- **Exercise prompt**: Write out the material exactly, without any of its pictures.
═════ Material provided ═════
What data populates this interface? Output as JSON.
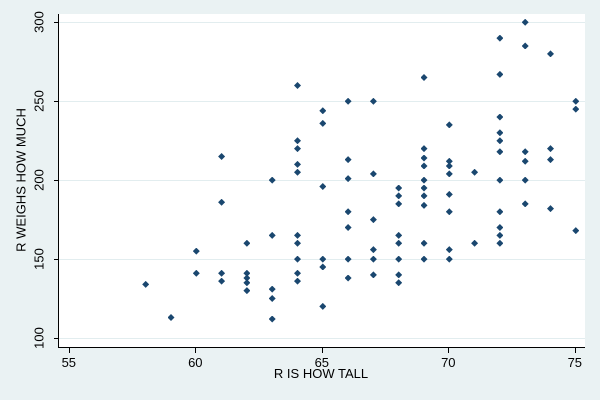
{
  "chart_data": {
    "type": "scatter",
    "title": "",
    "xlabel": "R IS HOW TALL",
    "ylabel": "R WEIGHS HOW MUCH",
    "x_ticks": [
      55,
      60,
      65,
      70,
      75
    ],
    "y_ticks": [
      100,
      150,
      200,
      250,
      300
    ],
    "xlim": [
      54.6,
      75.4
    ],
    "ylim": [
      94,
      305
    ],
    "grid": "horizontal-only",
    "legend": "none",
    "marker": "diamond",
    "marker_color": "#1a476f",
    "background_color": "#eaf2f3",
    "plot_background_color": "#ffffff",
    "gridline_color": "#e2edef",
    "points": [
      [
        58,
        134
      ],
      [
        59,
        113
      ],
      [
        60,
        155
      ],
      [
        60,
        141
      ],
      [
        61,
        215
      ],
      [
        61,
        186
      ],
      [
        61,
        141
      ],
      [
        61,
        136
      ],
      [
        62,
        160
      ],
      [
        62,
        141
      ],
      [
        62,
        138
      ],
      [
        62,
        135
      ],
      [
        62,
        130
      ],
      [
        63,
        200
      ],
      [
        63,
        165
      ],
      [
        63,
        131
      ],
      [
        63,
        125
      ],
      [
        63,
        112
      ],
      [
        64,
        260
      ],
      [
        64,
        225
      ],
      [
        64,
        220
      ],
      [
        64,
        210
      ],
      [
        64,
        205
      ],
      [
        64,
        165
      ],
      [
        64,
        160
      ],
      [
        64,
        150
      ],
      [
        64,
        141
      ],
      [
        64,
        136
      ],
      [
        65,
        244
      ],
      [
        65,
        236
      ],
      [
        65,
        196
      ],
      [
        65,
        150
      ],
      [
        65,
        145
      ],
      [
        65,
        120
      ],
      [
        66,
        250
      ],
      [
        66,
        213
      ],
      [
        66,
        201
      ],
      [
        66,
        180
      ],
      [
        66,
        170
      ],
      [
        66,
        150
      ],
      [
        66,
        138
      ],
      [
        67,
        250
      ],
      [
        67,
        204
      ],
      [
        67,
        175
      ],
      [
        67,
        156
      ],
      [
        67,
        150
      ],
      [
        67,
        140
      ],
      [
        68,
        195
      ],
      [
        68,
        190
      ],
      [
        68,
        185
      ],
      [
        68,
        165
      ],
      [
        68,
        160
      ],
      [
        68,
        150
      ],
      [
        68,
        140
      ],
      [
        68,
        135
      ],
      [
        69,
        265
      ],
      [
        69,
        220
      ],
      [
        69,
        214
      ],
      [
        69,
        209
      ],
      [
        69,
        200
      ],
      [
        69,
        195
      ],
      [
        69,
        190
      ],
      [
        69,
        184
      ],
      [
        69,
        160
      ],
      [
        69,
        150
      ],
      [
        70,
        235
      ],
      [
        70,
        212
      ],
      [
        70,
        209
      ],
      [
        70,
        204
      ],
      [
        70,
        191
      ],
      [
        70,
        180
      ],
      [
        70,
        156
      ],
      [
        70,
        150
      ],
      [
        71,
        205
      ],
      [
        71,
        160
      ],
      [
        72,
        290
      ],
      [
        72,
        267
      ],
      [
        72,
        240
      ],
      [
        72,
        230
      ],
      [
        72,
        225
      ],
      [
        72,
        218
      ],
      [
        72,
        200
      ],
      [
        72,
        180
      ],
      [
        72,
        170
      ],
      [
        72,
        165
      ],
      [
        72,
        160
      ],
      [
        73,
        300
      ],
      [
        73,
        285
      ],
      [
        73,
        218
      ],
      [
        73,
        212
      ],
      [
        73,
        200
      ],
      [
        73,
        185
      ],
      [
        74,
        280
      ],
      [
        74,
        220
      ],
      [
        74,
        213
      ],
      [
        74,
        182
      ],
      [
        75,
        250
      ],
      [
        75,
        245
      ],
      [
        75,
        168
      ]
    ]
  }
}
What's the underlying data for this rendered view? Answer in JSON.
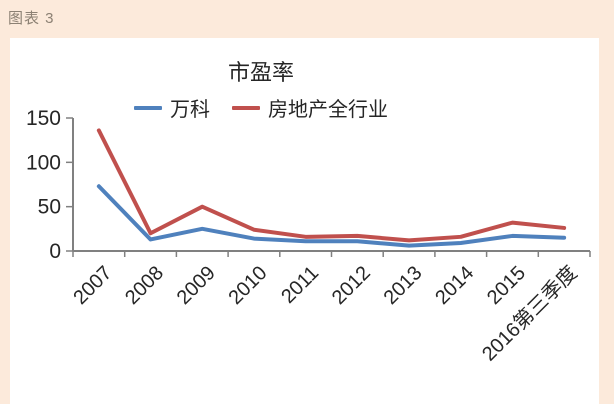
═════
- **Finished exercise**:
What data populates this interface? Output as JSON.
{
  "chart_data": {
    "type": "scatter",
    "title": "",
    "xlabel": "R IS HOW TALL",
    "ylabel": "R WEIGHS HOW MUCH",
    "x_ticks": [
      55,
      60,
      65,
      70,
      75
    ],
    "y_ticks": [
      100,
      150,
      200,
      250,
      300
    ],
    "xlim": [
      54.6,
      75.4
    ],
    "ylim": [
      94,
      305
    ],
    "grid": "horizontal-only",
    "legend": "none",
    "marker": "diamond",
    "marker_color": "#1a476f",
    "background_color": "#eaf2f3",
    "plot_background_color": "#ffffff",
    "gridline_color": "#e2edef",
    "points": [
      [
        58,
        134
      ],
      [
        59,
        113
      ],
      [
        60,
        155
      ],
      [
        60,
        141
      ],
      [
        61,
        215
      ],
      [
        61,
        186
      ],
      [
        61,
        141
      ],
      [
        61,
        136
      ],
      [
        62,
        160
      ],
      [
        62,
        141
      ],
      [
        62,
        138
      ],
      [
        62,
        135
      ],
      [
        62,
        130
      ],
      [
        63,
        200
      ],
      [
        63,
        165
      ],
      [
        63,
        131
      ],
      [
        63,
        125
      ],
      [
        63,
        112
      ],
      [
        64,
        260
      ],
      [
        64,
        225
      ],
      [
        64,
        220
      ],
      [
        64,
        210
      ],
      [
        64,
        205
      ],
      [
        64,
        165
      ],
      [
        64,
        160
      ],
      [
        64,
        150
      ],
      [
        64,
        141
      ],
      [
        64,
        136
      ],
      [
        65,
        244
      ],
      [
        65,
        236
      ],
      [
        65,
        196
      ],
      [
        65,
        150
      ],
      [
        65,
        145
      ],
      [
        65,
        120
      ],
      [
        66,
        250
      ],
      [
        66,
        213
      ],
      [
        66,
        201
      ],
      [
        66,
        180
      ],
      [
        66,
        170
      ],
      [
        66,
        150
      ],
      [
        66,
        138
      ],
      [
        67,
        250
      ],
      [
        67,
        204
      ],
      [
        67,
        175
      ],
      [
        67,
        156
      ],
      [
        67,
        150
      ],
      [
        67,
        140
      ],
      [
        68,
        195
      ],
      [
        68,
        190
      ],
      [
        68,
        185
      ],
      [
        68,
        165
      ],
      [
        68,
        160
      ],
      [
        68,
        150
      ],
      [
        68,
        140
      ],
      [
        68,
        135
      ],
      [
        69,
        265
      ],
      [
        69,
        220
      ],
      [
        69,
        214
      ],
      [
        69,
        209
      ],
      [
        69,
        200
      ],
      [
        69,
        195
      ],
      [
        69,
        190
      ],
      [
        69,
        184
      ],
      [
        69,
        160
      ],
      [
        69,
        150
      ],
      [
        70,
        235
      ],
      [
        70,
        212
      ],
      [
        70,
        209
      ],
      [
        70,
        204
      ],
      [
        70,
        191
      ],
      [
        70,
        180
      ],
      [
        70,
        156
      ],
      [
        70,
        150
      ],
      [
        71,
        205
      ],
      [
        71,
        160
      ],
      [
        72,
        290
      ],
      [
        72,
        267
      ],
      [
        72,
        240
      ],
      [
        72,
        230
      ],
      [
        72,
        225
      ],
      [
        72,
        218
      ],
      [
        72,
        200
      ],
      [
        72,
        180
      ],
      [
        72,
        170
      ],
      [
        72,
        165
      ],
      [
        72,
        160
      ],
      [
        73,
        300
      ],
      [
        73,
        285
      ],
      [
        73,
        218
      ],
      [
        73,
        212
      ],
      [
        73,
        200
      ],
      [
        73,
        185
      ],
      [
        74,
        280
      ],
      [
        74,
        220
      ],
      [
        74,
        213
      ],
      [
        74,
        182
      ],
      [
        75,
        250
      ],
      [
        75,
        245
      ],
      [
        75,
        168
      ]
    ]
  }
}
What's the underlying data for this rendered view? Answer in JSON.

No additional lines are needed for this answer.